*Raw records:*
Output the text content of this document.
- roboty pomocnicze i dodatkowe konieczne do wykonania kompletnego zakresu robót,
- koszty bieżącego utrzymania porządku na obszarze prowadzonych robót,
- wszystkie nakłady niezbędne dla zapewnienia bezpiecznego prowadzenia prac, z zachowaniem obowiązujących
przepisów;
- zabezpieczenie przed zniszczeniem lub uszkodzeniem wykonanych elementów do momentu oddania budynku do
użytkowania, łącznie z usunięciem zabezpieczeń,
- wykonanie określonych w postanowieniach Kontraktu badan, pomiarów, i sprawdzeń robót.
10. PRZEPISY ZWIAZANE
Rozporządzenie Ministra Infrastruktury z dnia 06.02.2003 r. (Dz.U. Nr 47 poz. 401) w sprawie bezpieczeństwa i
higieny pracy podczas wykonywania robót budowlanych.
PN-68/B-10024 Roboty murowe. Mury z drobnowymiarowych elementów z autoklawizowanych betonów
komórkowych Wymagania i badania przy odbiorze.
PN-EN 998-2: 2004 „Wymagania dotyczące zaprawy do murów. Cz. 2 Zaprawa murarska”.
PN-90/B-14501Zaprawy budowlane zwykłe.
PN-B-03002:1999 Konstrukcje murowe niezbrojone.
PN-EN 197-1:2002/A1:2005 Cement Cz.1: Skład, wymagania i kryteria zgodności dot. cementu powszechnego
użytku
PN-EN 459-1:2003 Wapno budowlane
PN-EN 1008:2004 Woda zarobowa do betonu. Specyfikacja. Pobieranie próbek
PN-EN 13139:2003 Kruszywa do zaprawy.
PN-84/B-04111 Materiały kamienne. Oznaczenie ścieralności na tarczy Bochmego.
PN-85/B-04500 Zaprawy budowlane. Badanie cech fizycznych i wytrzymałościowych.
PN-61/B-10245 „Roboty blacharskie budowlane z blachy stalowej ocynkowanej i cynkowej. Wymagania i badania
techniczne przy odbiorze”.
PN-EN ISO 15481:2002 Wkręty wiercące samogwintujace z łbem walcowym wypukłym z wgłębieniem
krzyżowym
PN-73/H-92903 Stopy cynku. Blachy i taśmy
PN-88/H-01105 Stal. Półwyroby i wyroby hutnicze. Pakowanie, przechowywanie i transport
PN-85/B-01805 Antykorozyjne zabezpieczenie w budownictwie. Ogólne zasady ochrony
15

*Aim of the exercise:*
Every record shown above should be written out again exactly.

*Finished exercise:*
Output the text content of this document.
- roboty pomocnicze i dodatkowe konieczne do wykonania kompletnego zakresu robót,
- koszty bieżącego utrzymania porządku na obszarze prowadzonych robót,
- wszystkie nakłady niezbędne dla zapewnienia bezpiecznego prowadzenia prac, z zachowaniem obowiązujących
przepisów;
- zabezpieczenie przed zniszczeniem lub uszkodzeniem wykonanych elementów do momentu oddania budynku do
użytkowania, łącznie z usunięciem zabezpieczeń,
- wykonanie określonych w postanowieniach Kontraktu badan, pomiarów, i sprawdzeń robót.
10. PRZEPISY ZWIAZANE
Rozporządzenie Ministra Infrastruktury z dnia 06.02.2003 r. (Dz.U. Nr 47 poz. 401) w sprawie bezpieczeństwa i
higieny pracy podczas wykonywania robót budowlanych.
PN-68/B-10024 Roboty murowe. Mury z drobnowymiarowych elementów z autoklawizowanych betonów
komórkowych Wymagania i badania przy odbiorze.
PN-EN 998-2: 2004 „Wymagania dotyczące zaprawy do murów. Cz. 2 Zaprawa murarska”.
PN-90/B-14501Zaprawy budowlane zwykłe.
PN-B-03002:1999 Konstrukcje murowe niezbrojone.
PN-EN 197-1:2002/A1:2005 Cement Cz.1: Skład, wymagania i kryteria zgodności dot. cementu powszechnego
użytku
PN-EN 459-1:2003 Wapno budowlane
PN-EN 1008:2004 Woda zarobowa do betonu. Specyfikacja. Pobieranie próbek
PN-EN 13139:2003 Kruszywa do zaprawy.
PN-84/B-04111 Materiały kamienne. Oznaczenie ścieralności na tarczy Bochmego.
PN-85/B-04500 Zaprawy budowlane. Badanie cech fizycznych i wytrzymałościowych.
PN-61/B-10245 „Roboty blacharskie budowlane z blachy stalowej ocynkowanej i cynkowej. Wymagania i badania
techniczne przy odbiorze”.
PN-EN ISO 15481:2002 Wkręty wiercące samogwintujace z łbem walcowym wypukłym z wgłębieniem
krzyżowym
PN-73/H-92903 Stopy cynku. Blachy i taśmy
PN-88/H-01105 Stal. Półwyroby i wyroby hutnicze. Pakowanie, przechowywanie i transport
PN-85/B-01805 Antykorozyjne zabezpieczenie w budownictwie. Ogólne zasady ochrony
15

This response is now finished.